(Source data)
---*---
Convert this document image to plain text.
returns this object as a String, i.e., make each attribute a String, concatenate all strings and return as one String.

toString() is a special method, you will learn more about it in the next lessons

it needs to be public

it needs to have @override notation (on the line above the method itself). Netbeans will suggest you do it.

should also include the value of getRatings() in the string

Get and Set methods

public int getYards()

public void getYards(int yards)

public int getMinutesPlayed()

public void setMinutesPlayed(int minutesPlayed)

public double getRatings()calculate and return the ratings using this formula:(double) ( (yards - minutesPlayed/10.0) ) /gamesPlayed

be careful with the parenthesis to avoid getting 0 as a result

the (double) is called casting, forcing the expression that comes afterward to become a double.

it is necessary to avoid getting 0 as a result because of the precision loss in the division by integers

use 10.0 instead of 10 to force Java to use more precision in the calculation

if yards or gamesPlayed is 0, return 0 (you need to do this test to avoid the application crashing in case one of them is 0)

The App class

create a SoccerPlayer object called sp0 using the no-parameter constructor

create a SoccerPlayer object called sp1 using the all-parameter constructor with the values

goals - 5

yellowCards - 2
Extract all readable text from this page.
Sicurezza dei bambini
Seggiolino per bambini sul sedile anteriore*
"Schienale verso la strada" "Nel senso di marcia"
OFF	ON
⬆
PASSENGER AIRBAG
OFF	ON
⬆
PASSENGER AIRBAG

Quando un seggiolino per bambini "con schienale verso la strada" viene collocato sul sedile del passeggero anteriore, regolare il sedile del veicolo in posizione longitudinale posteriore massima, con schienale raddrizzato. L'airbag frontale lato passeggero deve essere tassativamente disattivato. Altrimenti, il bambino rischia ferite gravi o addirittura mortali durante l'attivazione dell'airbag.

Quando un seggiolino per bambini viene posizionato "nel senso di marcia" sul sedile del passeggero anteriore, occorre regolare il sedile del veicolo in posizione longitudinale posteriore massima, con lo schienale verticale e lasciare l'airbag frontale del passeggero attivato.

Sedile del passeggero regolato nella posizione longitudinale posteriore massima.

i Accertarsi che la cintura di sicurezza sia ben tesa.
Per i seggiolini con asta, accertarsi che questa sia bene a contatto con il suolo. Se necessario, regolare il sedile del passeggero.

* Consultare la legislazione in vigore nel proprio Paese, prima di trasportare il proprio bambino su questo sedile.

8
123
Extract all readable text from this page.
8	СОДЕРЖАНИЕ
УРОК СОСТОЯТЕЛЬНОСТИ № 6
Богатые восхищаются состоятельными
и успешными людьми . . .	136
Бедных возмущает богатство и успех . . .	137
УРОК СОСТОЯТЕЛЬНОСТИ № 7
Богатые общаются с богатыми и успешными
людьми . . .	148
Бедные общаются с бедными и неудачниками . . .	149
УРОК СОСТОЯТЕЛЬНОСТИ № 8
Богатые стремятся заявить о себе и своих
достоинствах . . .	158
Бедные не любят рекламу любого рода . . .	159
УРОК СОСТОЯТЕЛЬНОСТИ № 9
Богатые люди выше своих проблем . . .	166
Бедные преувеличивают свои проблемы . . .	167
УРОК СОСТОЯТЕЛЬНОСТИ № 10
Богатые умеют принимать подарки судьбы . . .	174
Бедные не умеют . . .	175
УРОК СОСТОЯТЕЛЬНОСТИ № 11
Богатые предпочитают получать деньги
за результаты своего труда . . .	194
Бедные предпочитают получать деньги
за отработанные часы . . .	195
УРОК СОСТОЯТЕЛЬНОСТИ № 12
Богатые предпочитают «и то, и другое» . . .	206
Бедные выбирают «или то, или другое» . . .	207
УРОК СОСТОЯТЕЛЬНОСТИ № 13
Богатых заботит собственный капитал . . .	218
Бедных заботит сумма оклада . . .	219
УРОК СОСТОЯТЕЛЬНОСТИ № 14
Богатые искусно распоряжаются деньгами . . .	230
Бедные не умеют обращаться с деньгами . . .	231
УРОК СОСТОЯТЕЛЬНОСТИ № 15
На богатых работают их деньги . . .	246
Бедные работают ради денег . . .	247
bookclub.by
---*---
- [Task brief]: Return what is listed above, exactly and completely.

- [Solved exercise]:
Convert this document image to plain text.
returns this object as a String, i.e., make each attribute a String, concatenate all strings and return as one String.

toString() is a special method, you will learn more about it in the next lessons

it needs to be public

it needs to have @override notation (on the line above the method itself). Netbeans will suggest you do it.

should also include the value of getRatings() in the string

Get and Set methods

public int getYards()

public void getYards(int yards)

public int getMinutesPlayed()

public void setMinutesPlayed(int minutesPlayed)

public double getRatings()calculate and return the ratings using this formula:(double) ( (yards - minutesPlayed/10.0) ) /gamesPlayed

be careful with the parenthesis to avoid getting 0 as a result

the (double) is called casting, forcing the expression that comes afterward to become a double.

it is necessary to avoid getting 0 as a result because of the precision loss in the division by integers

use 10.0 instead of 10 to force Java to use more precision in the calculation

if yards or gamesPlayed is 0, return 0 (you need to do this test to avoid the application crashing in case one of them is 0)

The App class

create a SoccerPlayer object called sp0 using the no-parameter constructor

create a SoccerPlayer object called sp1 using the all-parameter constructor with the values

goals - 5

yellowCards - 2
Extract all readable text from this page.
Sicurezza dei bambini
Seggiolino per bambini sul sedile anteriore*
"Schienale verso la strada" "Nel senso di marcia"
OFF	ON
⬆
PASSENGER AIRBAG
OFF	ON
⬆
PASSENGER AIRBAG

Quando un seggiolino per bambini "con schienale verso la strada" viene collocato sul sedile del passeggero anteriore, regolare il sedile del veicolo in posizione longitudinale posteriore massima, con schienale raddrizzato. L'airbag frontale lato passeggero deve essere tassativamente disattivato. Altrimenti, il bambino rischia ferite gravi o addirittura mortali durante l'attivazione dell'airbag.

Quando un seggiolino per bambini viene posizionato "nel senso di marcia" sul sedile del passeggero anteriore, occorre regolare il sedile del veicolo in posizione longitudinale posteriore massima, con lo schienale verticale e lasciare l'airbag frontale del passeggero attivato.

Sedile del passeggero regolato nella posizione longitudinale posteriore massima.

i Accertarsi che la cintura di sicurezza sia ben tesa.
Per i seggiolini con asta, accertarsi che questa sia bene a contatto con il suolo. Se necessario, regolare il sedile del passeggero.

* Consultare la legislazione in vigore nel proprio Paese, prima di trasportare il proprio bambino su questo sedile.

8
123
Extract all readable text from this page.
8	СОДЕРЖАНИЕ
УРОК СОСТОЯТЕЛЬНОСТИ № 6
Богатые восхищаются состоятельными
и успешными людьми . . .	136
Бедных возмущает богатство и успех . . .	137
УРОК СОСТОЯТЕЛЬНОСТИ № 7
Богатые общаются с богатыми и успешными
людьми . . .	148
Бедные общаются с бедными и неудачниками . . .	149
УРОК СОСТОЯТЕЛЬНОСТИ № 8
Богатые стремятся заявить о себе и своих
достоинствах . . .	158
Бедные не любят рекламу любого рода . . .	159
УРОК СОСТОЯТЕЛЬНОСТИ № 9
Богатые люди выше своих проблем . . .	166
Бедные преувеличивают свои проблемы . . .	167
УРОК СОСТОЯТЕЛЬНОСТИ № 10
Богатые умеют принимать подарки судьбы . . .	174
Бедные не умеют . . .	175
УРОК СОСТОЯТЕЛЬНОСТИ № 11
Богатые предпочитают получать деньги
за результаты своего труда . . .	194
Бедные предпочитают получать деньги
за отработанные часы . . .	195
УРОК СОСТОЯТЕЛЬНОСТИ № 12
Богатые предпочитают «и то, и другое» . . .	206
Бедные выбирают «или то, или другое» . . .	207
УРОК СОСТОЯТЕЛЬНОСТИ № 13
Богатых заботит собственный капитал . . .	218
Бедных заботит сумма оклада . . .	219
УРОК СОСТОЯТЕЛЬНОСТИ № 14
Богатые искусно распоряжаются деньгами . . .	230
Бедные не умеют обращаться с деньгами . . .	231
УРОК СОСТОЯТЕЛЬНОСТИ № 15
На богатых работают их деньги . . .	246
Бедные работают ради денег . . .	247
bookclub.by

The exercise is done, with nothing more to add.